WRITTEN TASK
Convert the rows below into a JSON list of strings, giving each line as one string and leaving out blank lines.

Extracted records:
:::
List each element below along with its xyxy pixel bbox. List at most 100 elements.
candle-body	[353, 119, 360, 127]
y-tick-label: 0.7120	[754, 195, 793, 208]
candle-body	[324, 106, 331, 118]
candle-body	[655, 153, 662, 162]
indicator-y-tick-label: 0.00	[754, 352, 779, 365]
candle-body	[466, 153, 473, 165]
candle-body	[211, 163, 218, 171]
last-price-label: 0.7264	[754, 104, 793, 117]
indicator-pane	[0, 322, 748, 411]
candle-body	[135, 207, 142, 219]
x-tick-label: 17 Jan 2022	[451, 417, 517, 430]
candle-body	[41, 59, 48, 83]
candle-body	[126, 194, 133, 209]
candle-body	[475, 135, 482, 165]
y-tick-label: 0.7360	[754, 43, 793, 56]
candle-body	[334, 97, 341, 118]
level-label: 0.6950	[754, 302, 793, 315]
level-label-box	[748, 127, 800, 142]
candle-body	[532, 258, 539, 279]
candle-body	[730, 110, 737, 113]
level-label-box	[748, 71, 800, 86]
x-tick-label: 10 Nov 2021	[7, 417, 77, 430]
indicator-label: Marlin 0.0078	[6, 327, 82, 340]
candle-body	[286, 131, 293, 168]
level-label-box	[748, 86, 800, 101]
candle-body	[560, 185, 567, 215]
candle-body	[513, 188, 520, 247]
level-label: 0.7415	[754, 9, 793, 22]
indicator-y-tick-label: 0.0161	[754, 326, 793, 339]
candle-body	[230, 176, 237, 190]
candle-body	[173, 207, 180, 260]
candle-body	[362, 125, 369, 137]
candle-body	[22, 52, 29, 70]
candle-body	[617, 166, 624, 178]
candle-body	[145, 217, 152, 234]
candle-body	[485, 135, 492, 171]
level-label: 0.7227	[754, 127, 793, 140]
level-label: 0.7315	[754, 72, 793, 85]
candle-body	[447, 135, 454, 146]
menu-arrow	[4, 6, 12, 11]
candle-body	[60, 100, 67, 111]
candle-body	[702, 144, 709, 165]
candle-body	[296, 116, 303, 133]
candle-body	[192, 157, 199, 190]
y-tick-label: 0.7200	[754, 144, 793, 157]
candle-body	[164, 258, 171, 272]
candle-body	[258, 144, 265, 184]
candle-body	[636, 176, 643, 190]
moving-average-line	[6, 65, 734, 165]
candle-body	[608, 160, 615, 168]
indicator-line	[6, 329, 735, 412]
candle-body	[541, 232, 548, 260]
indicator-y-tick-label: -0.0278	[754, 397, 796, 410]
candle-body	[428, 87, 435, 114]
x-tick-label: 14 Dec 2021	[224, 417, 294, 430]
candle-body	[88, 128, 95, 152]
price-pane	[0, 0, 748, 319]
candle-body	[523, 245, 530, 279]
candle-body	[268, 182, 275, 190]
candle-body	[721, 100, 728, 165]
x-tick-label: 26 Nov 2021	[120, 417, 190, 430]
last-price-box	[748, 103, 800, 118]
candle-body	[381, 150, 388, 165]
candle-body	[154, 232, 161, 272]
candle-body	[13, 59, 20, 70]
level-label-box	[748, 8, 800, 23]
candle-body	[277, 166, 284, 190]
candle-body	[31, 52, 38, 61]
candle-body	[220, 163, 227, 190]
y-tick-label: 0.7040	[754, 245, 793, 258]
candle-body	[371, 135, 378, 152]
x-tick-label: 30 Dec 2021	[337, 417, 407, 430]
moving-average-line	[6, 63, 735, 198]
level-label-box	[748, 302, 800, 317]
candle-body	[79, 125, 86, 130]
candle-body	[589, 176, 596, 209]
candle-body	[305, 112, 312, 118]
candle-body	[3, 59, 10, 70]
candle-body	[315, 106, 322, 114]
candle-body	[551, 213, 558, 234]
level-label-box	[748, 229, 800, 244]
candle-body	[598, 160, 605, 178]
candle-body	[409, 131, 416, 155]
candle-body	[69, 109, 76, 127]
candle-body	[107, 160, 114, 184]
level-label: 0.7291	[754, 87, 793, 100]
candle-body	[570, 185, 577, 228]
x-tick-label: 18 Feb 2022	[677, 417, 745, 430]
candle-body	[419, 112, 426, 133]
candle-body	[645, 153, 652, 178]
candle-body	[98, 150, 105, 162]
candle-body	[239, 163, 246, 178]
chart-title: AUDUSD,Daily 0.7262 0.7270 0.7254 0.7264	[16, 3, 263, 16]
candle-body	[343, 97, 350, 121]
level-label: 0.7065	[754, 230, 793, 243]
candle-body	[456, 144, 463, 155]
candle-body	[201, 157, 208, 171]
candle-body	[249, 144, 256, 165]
:::
TASK OUTPUT
[
  "List each element below along with its xyxy pixel bbox. List at most 100 elements.",
  "candle-body\t[353, 119, 360, 127]",
  "y-tick-label: 0.7120\t[754, 195, 793, 208]",
  "candle-body\t[324, 106, 331, 118]",
  "candle-body\t[655, 153, 662, 162]",
  "indicator-y-tick-label: 0.00\t[754, 352, 779, 365]",
  "candle-body\t[466, 153, 473, 165]",
  "candle-body\t[211, 163, 218, 171]",
  "last-price-label: 0.7264\t[754, 104, 793, 117]",
  "indicator-pane\t[0, 322, 748, 411]",
  "candle-body\t[135, 207, 142, 219]",
  "x-tick-label: 17 Jan 2022\t[451, 417, 517, 430]",
  "candle-body\t[41, 59, 48, 83]",
  "candle-body\t[126, 194, 133, 209]",
  "candle-body\t[475, 135, 482, 165]",
  "y-tick-label: 0.7360\t[754, 43, 793, 56]",
  "candle-body\t[334, 97, 341, 118]",
  "level-label: 0.6950\t[754, 302, 793, 315]",
  "level-label-box\t[748, 127, 800, 142]",
  "candle-body\t[532, 258, 539, 279]",
  "candle-body\t[730, 110, 737, 113]",
  "level-label-box\t[748, 71, 800, 86]",
  "x-tick-label: 10 Nov 2021\t[7, 417, 77, 430]",
  "indicator-label: Marlin 0.0078\t[6, 327, 82, 340]",
  "candle-body\t[286, 131, 293, 168]",
  "level-label-box\t[748, 86, 800, 101]",
  "candle-body\t[560, 185, 567, 215]",
  "candle-body\t[513, 188, 520, 247]",
  "level-label: 0.7415\t[754, 9, 793, 22]",
  "indicator-y-tick-label: 0.0161\t[754, 326, 793, 339]",
  "candle-body\t[230, 176, 237, 190]",
  "candle-body\t[173, 207, 180, 260]",
  "candle-body\t[362, 125, 369, 137]",
  "candle-body\t[22, 52, 29, 70]",
  "candle-body\t[617, 166, 624, 178]",
  "candle-body\t[145, 217, 152, 234]",
  "candle-body\t[485, 135, 492, 171]",
  "level-label: 0.7227\t[754, 127, 793, 140]",
  "level-label: 0.7315\t[754, 72, 793, 85]",
  "candle-body\t[447, 135, 454, 146]",
  "menu-arrow\t[4, 6, 12, 11]",
  "candle-body\t[60, 100, 67, 111]",
  "candle-body\t[702, 144, 709, 165]",
  "candle-body\t[296, 116, 303, 133]",
  "candle-body\t[192, 157, 199, 190]",
  "y-tick-label: 0.7200\t[754, 144, 793, 157]",
  "candle-body\t[164, 258, 171, 272]",
  "candle-body\t[258, 144, 265, 184]",
  "candle-body\t[636, 176, 643, 190]",
  "moving-average-line\t[6, 65, 734, 165]",
  "candle-body\t[608, 160, 615, 168]",
  "indicator-line\t[6, 329, 735, 412]",
  "candle-body\t[541, 232, 548, 260]",
  "indicator-y-tick-label: -0.0278\t[754, 397, 796, 410]",
  "candle-body\t[428, 87, 435, 114]",
  "x-tick-label: 14 Dec 2021\t[224, 417, 294, 430]",
  "candle-body\t[88, 128, 95, 152]",
  "price-pane\t[0, 0, 748, 319]",
  "candle-body\t[523, 245, 530, 279]",
  "candle-body\t[268, 182, 275, 190]",
  "candle-body\t[721, 100, 728, 165]",
  "x-tick-label: 26 Nov 2021\t[120, 417, 190, 430]",
  "last-price-box\t[748, 103, 800, 118]",
  "candle-body\t[381, 150, 388, 165]",
  "candle-body\t[154, 232, 161, 272]",
  "candle-body\t[13, 59, 20, 70]",
  "level-label-box\t[748, 8, 800, 23]",
  "candle-body\t[277, 166, 284, 190]",
  "candle-body\t[31, 52, 38, 61]",
  "candle-body\t[220, 163, 227, 190]",
  "y-tick-label: 0.7040\t[754, 245, 793, 258]",
  "candle-body\t[371, 135, 378, 152]",
  "x-tick-label: 30 Dec 2021\t[337, 417, 407, 430]",
  "moving-average-line\t[6, 63, 735, 198]",
  "level-label-box\t[748, 302, 800, 317]",
  "candle-body\t[79, 125, 86, 130]",
  "candle-body\t[589, 176, 596, 209]",
  "candle-body\t[305, 112, 312, 118]",
  "candle-body\t[3, 59, 10, 70]",
  "candle-body\t[315, 106, 322, 114]",
  "candle-body\t[551, 213, 558, 234]",
  "level-label-box\t[748, 229, 800, 244]",
  "candle-body\t[598, 160, 605, 178]",
  "candle-body\t[409, 131, 416, 155]",
  "candle-body\t[69, 109, 76, 127]",
  "candle-body\t[107, 160, 114, 184]",
  "level-label: 0.7291\t[754, 87, 793, 100]",
  "candle-body\t[570, 185, 577, 228]",
  "x-tick-label: 18 Feb 2022\t[677, 417, 745, 430]",
  "candle-body\t[419, 112, 426, 133]",
  "candle-body\t[645, 153, 652, 178]",
  "candle-body\t[98, 150, 105, 162]",
  "candle-body\t[239, 163, 246, 178]",
  "chart-title: AUDUSD,Daily 0.7262 0.7270 0.7254 0.7264\t[16, 3, 263, 16]",
  "candle-body\t[343, 97, 350, 121]",
  "level-label: 0.7065\t[754, 230, 793, 243]",
  "candle-body\t[456, 144, 463, 155]",
  "candle-body\t[201, 157, 208, 171]",
  "candle-body\t[249, 144, 256, 165]"
]